## What is asked
Go to the line that contains "What data populates", then write out that line and all that follow to the end of the listing, exactly and without pictures.

Figure data in JSON:

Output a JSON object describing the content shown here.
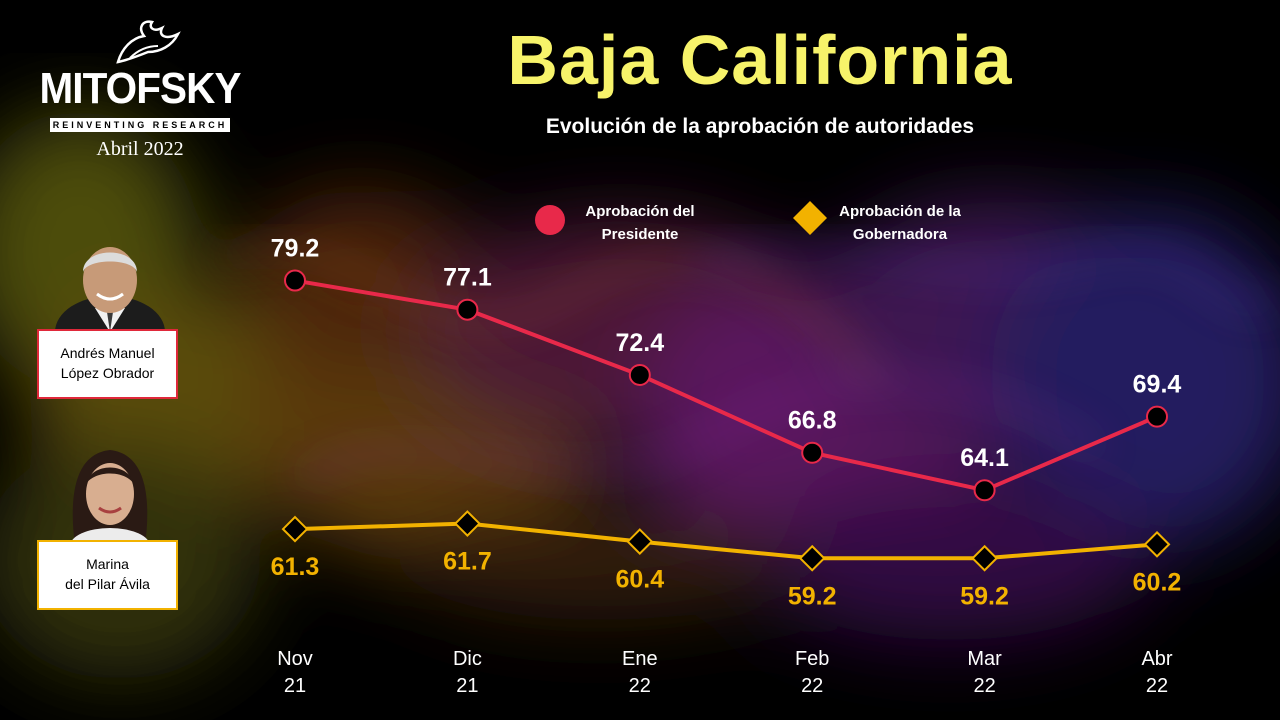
{
  "header": {
    "logo_name": "MITOFSKY",
    "logo_tagline": "REINVENTING RESEARCH",
    "date": "Abril 2022",
    "title": "Baja California",
    "subtitle": "Evolución de la aprobación de autoridades"
  },
  "people": {
    "president": {
      "name_line1": "Andrés Manuel",
      "name_line2": "López Obrador"
    },
    "governor": {
      "name_line1": "Marina",
      "name_line2": "del Pilar Ávila"
    }
  },
  "legend": {
    "president_line1": "Aprobación del",
    "president_line2": "Presidente",
    "governor_line1": "Aprobación de la",
    "governor_line2": "Gobernadora"
  },
  "colors": {
    "president": "#e8294a",
    "governor": "#f2b200",
    "title": "#f7f36a"
  },
  "chart_data": {
    "type": "line",
    "title": "Baja California",
    "subtitle": "Evolución de la aprobación de autoridades",
    "categories": [
      {
        "month": "Nov",
        "year": "21"
      },
      {
        "month": "Dic",
        "year": "21"
      },
      {
        "month": "Ene",
        "year": "22"
      },
      {
        "month": "Feb",
        "year": "22"
      },
      {
        "month": "Mar",
        "year": "22"
      },
      {
        "month": "Abr",
        "year": "22"
      }
    ],
    "series": [
      {
        "name": "Aprobación del Presidente",
        "marker": "circle",
        "values": [
          79.2,
          77.1,
          72.4,
          66.8,
          64.1,
          69.4
        ],
        "labels": [
          "79.2",
          "77.1",
          "72.4",
          "66.8",
          "64.1",
          "69.4"
        ]
      },
      {
        "name": "Aprobación de la Gobernadora",
        "marker": "diamond",
        "values": [
          61.3,
          61.7,
          60.4,
          59.2,
          59.2,
          60.2
        ],
        "labels": [
          "61.3",
          "61.7",
          "60.4",
          "59.2",
          "59.2",
          "60.2"
        ]
      }
    ],
    "ylim": [
      50,
      85
    ],
    "grid": false,
    "legend": "top"
  }
}
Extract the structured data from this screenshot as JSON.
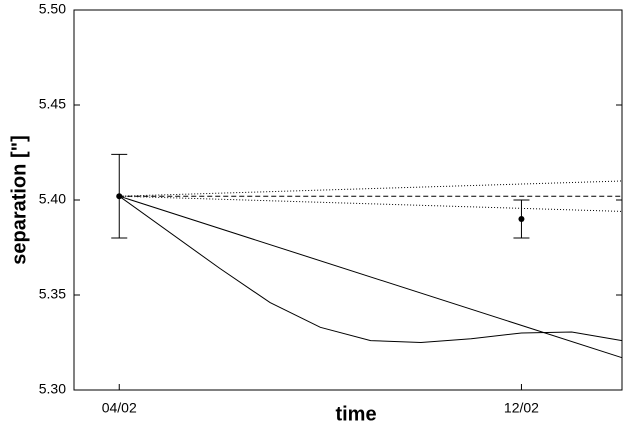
{
  "chart_data": {
    "type": "line",
    "xlabel": "time",
    "ylabel": "separation [\"]",
    "xlim": [
      -0.9,
      10
    ],
    "xticks": [
      {
        "value": 0,
        "label": "04/02"
      },
      {
        "value": 8,
        "label": "12/02"
      }
    ],
    "ylim": [
      5.3,
      5.5
    ],
    "yticks": [
      {
        "value": 5.3,
        "label": "5.30"
      },
      {
        "value": 5.35,
        "label": "5.35"
      },
      {
        "value": 5.4,
        "label": "5.40"
      },
      {
        "value": 5.45,
        "label": "5.45"
      },
      {
        "value": 5.5,
        "label": "5.50"
      }
    ],
    "series": [
      {
        "style": "solid",
        "color": "#000000",
        "x": [
          0,
          10
        ],
        "values": [
          5.402,
          5.317
        ]
      },
      {
        "style": "solid",
        "color": "#000000",
        "x": [
          0,
          2,
          3,
          4,
          5,
          6,
          7,
          8,
          9,
          10
        ],
        "values": [
          5.402,
          5.364,
          5.346,
          5.333,
          5.326,
          5.325,
          5.327,
          5.33,
          5.3305,
          5.326
        ]
      },
      {
        "style": "dashed",
        "color": "#000000",
        "x": [
          0,
          10
        ],
        "values": [
          5.402,
          5.402
        ]
      },
      {
        "style": "dotted",
        "color": "#000000",
        "x": [
          0,
          10
        ],
        "values": [
          5.402,
          5.41
        ]
      },
      {
        "style": "dotted",
        "color": "#000000",
        "x": [
          0,
          10
        ],
        "values": [
          5.402,
          5.394
        ]
      }
    ],
    "points": {
      "color": "#000000",
      "x": [
        0,
        8
      ],
      "values": [
        5.402,
        5.39
      ],
      "errors": [
        0.022,
        0.01
      ]
    }
  }
}
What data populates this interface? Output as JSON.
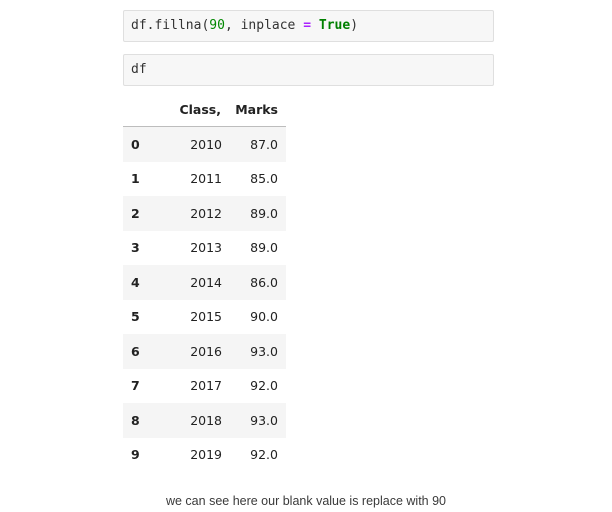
{
  "cells": {
    "cell1": {
      "obj": "df",
      "dot": ".",
      "method": "fillna",
      "open_paren": "(",
      "arg_value": "90",
      "comma": ", ",
      "kwarg": "inplace",
      "eq": " = ",
      "kw_value": "True",
      "close_paren": ")"
    },
    "cell2": {
      "code": "df"
    }
  },
  "table": {
    "headers": {
      "index": "",
      "class": "Class,",
      "marks": "Marks"
    },
    "rows": [
      {
        "index": "0",
        "class": "2010",
        "marks": "87.0"
      },
      {
        "index": "1",
        "class": "2011",
        "marks": "85.0"
      },
      {
        "index": "2",
        "class": "2012",
        "marks": "89.0"
      },
      {
        "index": "3",
        "class": "2013",
        "marks": "89.0"
      },
      {
        "index": "4",
        "class": "2014",
        "marks": "86.0"
      },
      {
        "index": "5",
        "class": "2015",
        "marks": "90.0"
      },
      {
        "index": "6",
        "class": "2016",
        "marks": "93.0"
      },
      {
        "index": "7",
        "class": "2017",
        "marks": "92.0"
      },
      {
        "index": "8",
        "class": "2018",
        "marks": "93.0"
      },
      {
        "index": "9",
        "class": "2019",
        "marks": "92.0"
      }
    ]
  },
  "caption": "we can see here our blank value is replace with 90",
  "colors": {
    "code_background": "#f7f7f7",
    "number": "#008800",
    "operator": "#aa22ff",
    "keyword": "#008000",
    "row_stripe": "#f5f5f5"
  }
}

## Correct response
What data populates this interface? Output as JSON.
{
  "cells": {
    "cell1": {
      "obj": "df",
      "dot": ".",
      "method": "fillna",
      "open_paren": "(",
      "arg_value": "90",
      "comma": ", ",
      "kwarg": "inplace",
      "eq": " = ",
      "kw_value": "True",
      "close_paren": ")"
    },
    "cell2": {
      "code": "df"
    }
  },
  "table": {
    "headers": {
      "index": "",
      "class": "Class,",
      "marks": "Marks"
    },
    "rows": [
      {
        "index": "0",
        "class": "2010",
        "marks": "87.0"
      },
      {
        "index": "1",
        "class": "2011",
        "marks": "85.0"
      },
      {
        "index": "2",
        "class": "2012",
        "marks": "89.0"
      },
      {
        "index": "3",
        "class": "2013",
        "marks": "89.0"
      },
      {
        "index": "4",
        "class": "2014",
        "marks": "86.0"
      },
      {
        "index": "5",
        "class": "2015",
        "marks": "90.0"
      },
      {
        "index": "6",
        "class": "2016",
        "marks": "93.0"
      },
      {
        "index": "7",
        "class": "2017",
        "marks": "92.0"
      },
      {
        "index": "8",
        "class": "2018",
        "marks": "93.0"
      },
      {
        "index": "9",
        "class": "2019",
        "marks": "92.0"
      }
    ]
  },
  "caption": "we can see here our blank value is replace with 90",
  "colors": {
    "code_background": "#f7f7f7",
    "number": "#008800",
    "operator": "#aa22ff",
    "keyword": "#008000",
    "row_stripe": "#f5f5f5"
  }
}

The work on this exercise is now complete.